===== STORED ROWS =====
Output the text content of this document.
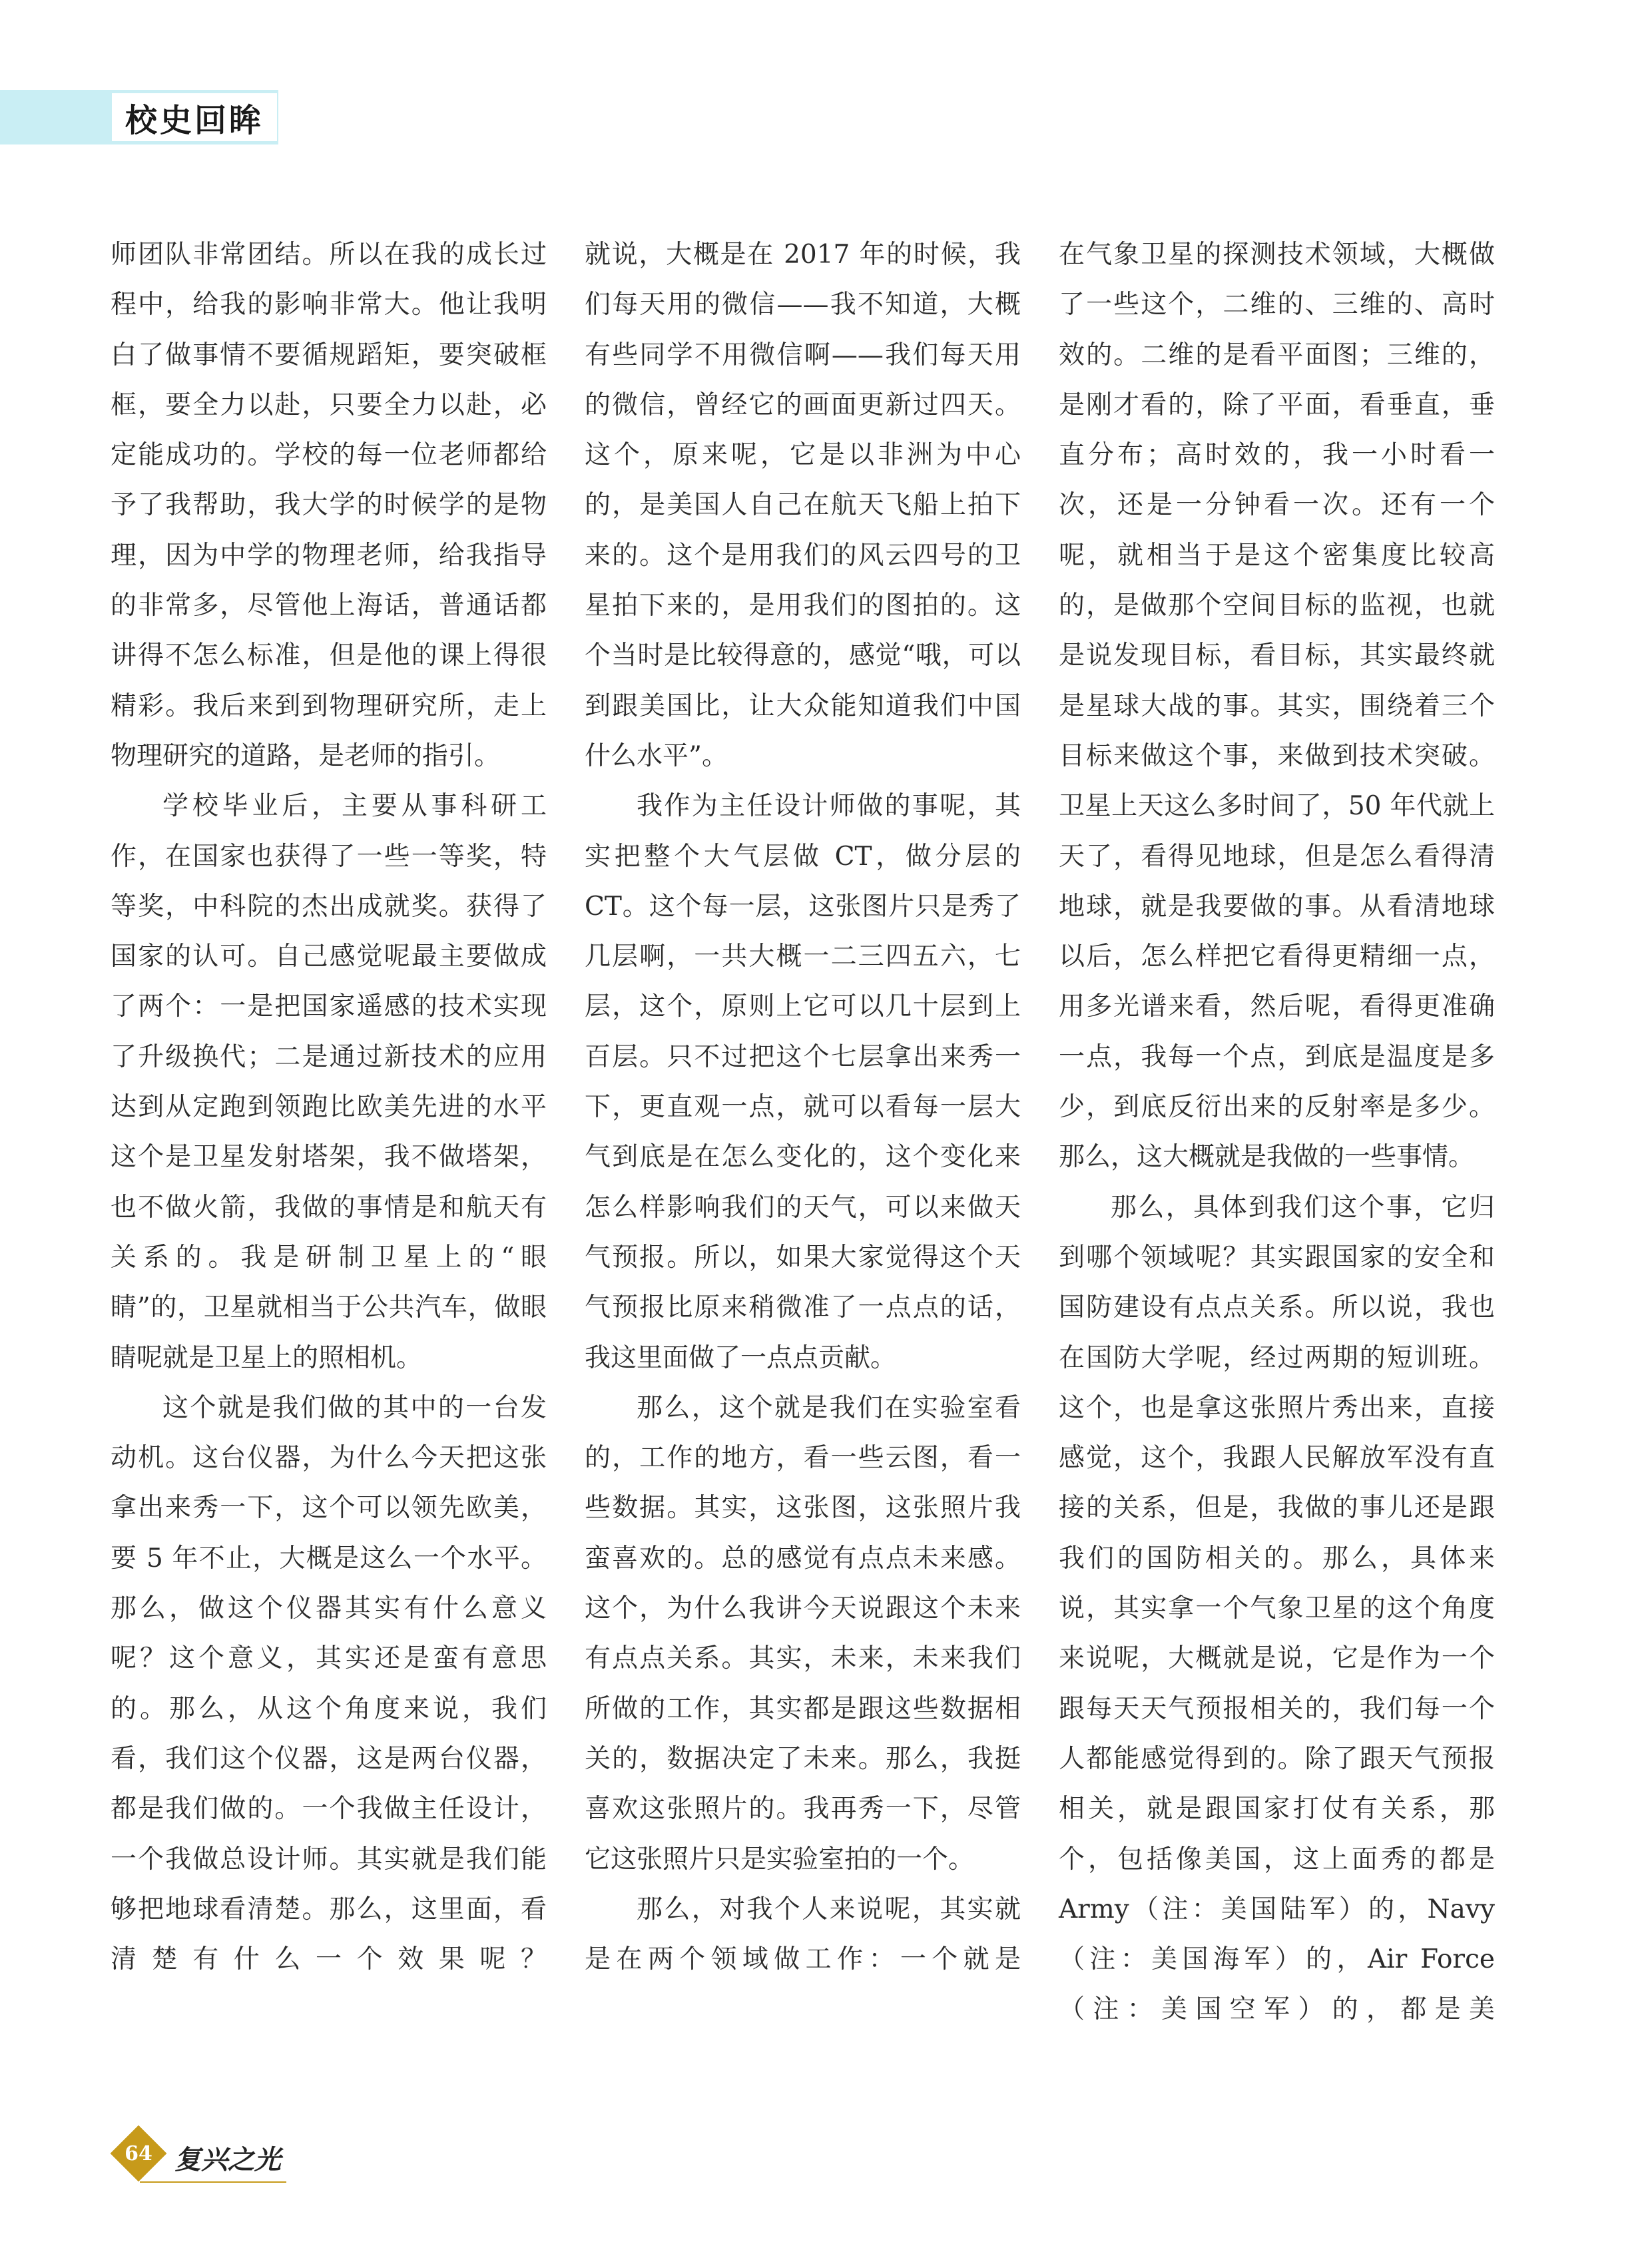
校史回眸

师团队非常团结。所以在我的成长过程中，给我的影响非常大。他让我明白了做事情不要循规蹈矩，要突破框框，要全力以赴，只要全力以赴，必定能成功的。学校的每一位老师都给予了我帮助，我大学的时候学的是物理，因为中学的物理老师，给我指导的非常多，尽管他上海话，普通话都讲得不怎么标准，但是他的课上得很精彩。我后来到到物理研究所，走上物理研究的道路，是老师的指引。

学校毕业后，主要从事科研工作，在国家也获得了一些一等奖，特等奖，中科院的杰出成就奖。获得了国家的认可。自己感觉呢最主要做成了两个：一是把国家遥感的技术实现了升级换代；二是通过新技术的应用达到从定跑到领跑比欧美先进的水平这个是卫星发射塔架，我不做塔架，也不做火箭，我做的事情是和航天有关系的。我是研制卫星上的“眼睛”的，卫星就相当于公共汽车，做眼睛呢就是卫星上的照相机。

这个就是我们做的其中的一台发动机。这台仪器，为什么今天把这张拿出来秀一下，这个可以领先欧美，要 5 年不止，大概是这么一个水平。那么，做这个仪器其实有什么意义呢？这个意义，其实还是蛮有意思的。那么，从这个角度来说，我们看，我们这个仪器，这是两台仪器，都是我们做的。一个我做主任设计，一个我做总设计师。其实就是我们能够把地球看清楚。那么，这里面，看清楚有什么一个效果呢？

就说，大概是在 2017 年的时候，我们每天用的微信——我不知道，大概有些同学不用微信啊——我们每天用的微信，曾经它的画面更新过四天。这个，原来呢，它是以非洲为中心的，是美国人自己在航天飞船上拍下来的。这个是用我们的风云四号的卫星拍下来的，是用我们的图拍的。这个当时是比较得意的，感觉“哦，可以到跟美国比，让大众能知道我们中国什么水平”。

我作为主任设计师做的事呢，其实把整个大气层做 CT，做分层的 CT。这个每一层，这张图片只是秀了几层啊，一共大概一二三四五六，七层，这个，原则上它可以几十层到上百层。只不过把这个七层拿出来秀一下，更直观一点，就可以看每一层大气到底是在怎么变化的，这个变化来怎么样影响我们的天气，可以来做天气预报。所以，如果大家觉得这个天气预报比原来稍微准了一点点的话，我这里面做了一点点贡献。

那么，这个就是我们在实验室看的，工作的地方，看一些云图，看一些数据。其实，这张图，这张照片我蛮喜欢的。总的感觉有点点未来感。这个，为什么我讲今天说跟这个未来有点点关系。其实，未来，未来我们所做的工作，其实都是跟这些数据相关的，数据决定了未来。那么，我挺喜欢这张照片的。我再秀一下，尽管它这张照片只是实验室拍的一个。

那么，对我个人来说呢，其实就是在两个领域做工作：一个就是

在气象卫星的探测技术领域，大概做了一些这个，二维的、三维的、高时效的。二维的是看平面图；三维的，是刚才看的，除了平面，看垂直，垂直分布；高时效的，我一小时看一次，还是一分钟看一次。还有一个呢，就相当于是这个密集度比较高的，是做那个空间目标的监视，也就是说发现目标，看目标，其实最终就是星球大战的事。其实，围绕着三个目标来做这个事，来做到技术突破。卫星上天这么多时间了，50 年代就上天了，看得见地球，但是怎么看得清地球，就是我要做的事。从看清地球以后，怎么样把它看得更精细一点，用多光谱来看，然后呢，看得更准确一点，我每一个点，到底是温度是多少，到底反衍出来的反射率是多少。那么，这大概就是我做的一些事情。

那么，具体到我们这个事，它归到哪个领域呢？其实跟国家的安全和国防建设有点点关系。所以说，我也在国防大学呢，经过两期的短训班。这个，也是拿这张照片秀出来，直接感觉，这个，我跟人民解放军没有直接的关系，但是，我做的事儿还是跟我们的国防相关的。那么，具体来说，其实拿一个气象卫星的这个角度来说呢，大概就是说，它是作为一个跟每天天气预报相关的，我们每一个人都能感觉得到的。除了跟天气预报相关，就是跟国家打仗有关系，那个，包括像美国，这上面秀的都是 Army（注：美国陆军）的，Navy（注：美国海军）的，Air Force（注：美国空军）的，都是美

64 复兴之光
=====
■ **EXERCISE BRIEF**
Print the entries above exactly, taking out only the pictures.

■ **ANSWER TO THIS EXERCISE**
Output the text content of this document.
校史回眸

师团队非常团结。所以在我的成长过程中，给我的影响非常大。他让我明白了做事情不要循规蹈矩，要突破框框，要全力以赴，只要全力以赴，必定能成功的。学校的每一位老师都给予了我帮助，我大学的时候学的是物理，因为中学的物理老师，给我指导的非常多，尽管他上海话，普通话都讲得不怎么标准，但是他的课上得很精彩。我后来到到物理研究所，走上物理研究的道路，是老师的指引。

学校毕业后，主要从事科研工作，在国家也获得了一些一等奖，特等奖，中科院的杰出成就奖。获得了国家的认可。自己感觉呢最主要做成了两个：一是把国家遥感的技术实现了升级换代；二是通过新技术的应用达到从定跑到领跑比欧美先进的水平这个是卫星发射塔架，我不做塔架，也不做火箭，我做的事情是和航天有关系的。我是研制卫星上的“眼睛”的，卫星就相当于公共汽车，做眼睛呢就是卫星上的照相机。

这个就是我们做的其中的一台发动机。这台仪器，为什么今天把这张拿出来秀一下，这个可以领先欧美，要 5 年不止，大概是这么一个水平。那么，做这个仪器其实有什么意义呢？这个意义，其实还是蛮有意思的。那么，从这个角度来说，我们看，我们这个仪器，这是两台仪器，都是我们做的。一个我做主任设计，一个我做总设计师。其实就是我们能够把地球看清楚。那么，这里面，看清楚有什么一个效果呢？

就说，大概是在 2017 年的时候，我们每天用的微信——我不知道，大概有些同学不用微信啊——我们每天用的微信，曾经它的画面更新过四天。这个，原来呢，它是以非洲为中心的，是美国人自己在航天飞船上拍下来的。这个是用我们的风云四号的卫星拍下来的，是用我们的图拍的。这个当时是比较得意的，感觉“哦，可以到跟美国比，让大众能知道我们中国什么水平”。

我作为主任设计师做的事呢，其实把整个大气层做 CT，做分层的 CT。这个每一层，这张图片只是秀了几层啊，一共大概一二三四五六，七层，这个，原则上它可以几十层到上百层。只不过把这个七层拿出来秀一下，更直观一点，就可以看每一层大气到底是在怎么变化的，这个变化来怎么样影响我们的天气，可以来做天气预报。所以，如果大家觉得这个天气预报比原来稍微准了一点点的话，我这里面做了一点点贡献。

那么，这个就是我们在实验室看的，工作的地方，看一些云图，看一些数据。其实，这张图，这张照片我蛮喜欢的。总的感觉有点点未来感。这个，为什么我讲今天说跟这个未来有点点关系。其实，未来，未来我们所做的工作，其实都是跟这些数据相关的，数据决定了未来。那么，我挺喜欢这张照片的。我再秀一下，尽管它这张照片只是实验室拍的一个。

那么，对我个人来说呢，其实就是在两个领域做工作：一个就是

在气象卫星的探测技术领域，大概做了一些这个，二维的、三维的、高时效的。二维的是看平面图；三维的，是刚才看的，除了平面，看垂直，垂直分布；高时效的，我一小时看一次，还是一分钟看一次。还有一个呢，就相当于是这个密集度比较高的，是做那个空间目标的监视，也就是说发现目标，看目标，其实最终就是星球大战的事。其实，围绕着三个目标来做这个事，来做到技术突破。卫星上天这么多时间了，50 年代就上天了，看得见地球，但是怎么看得清地球，就是我要做的事。从看清地球以后，怎么样把它看得更精细一点，用多光谱来看，然后呢，看得更准确一点，我每一个点，到底是温度是多少，到底反衍出来的反射率是多少。那么，这大概就是我做的一些事情。

那么，具体到我们这个事，它归到哪个领域呢？其实跟国家的安全和国防建设有点点关系。所以说，我也在国防大学呢，经过两期的短训班。这个，也是拿这张照片秀出来，直接感觉，这个，我跟人民解放军没有直接的关系，但是，我做的事儿还是跟我们的国防相关的。那么，具体来说，其实拿一个气象卫星的这个角度来说呢，大概就是说，它是作为一个跟每天天气预报相关的，我们每一个人都能感觉得到的。除了跟天气预报相关，就是跟国家打仗有关系，那个，包括像美国，这上面秀的都是 Army（注：美国陆军）的，Navy（注：美国海军）的，Air Force（注：美国空军）的，都是美

64 复兴之光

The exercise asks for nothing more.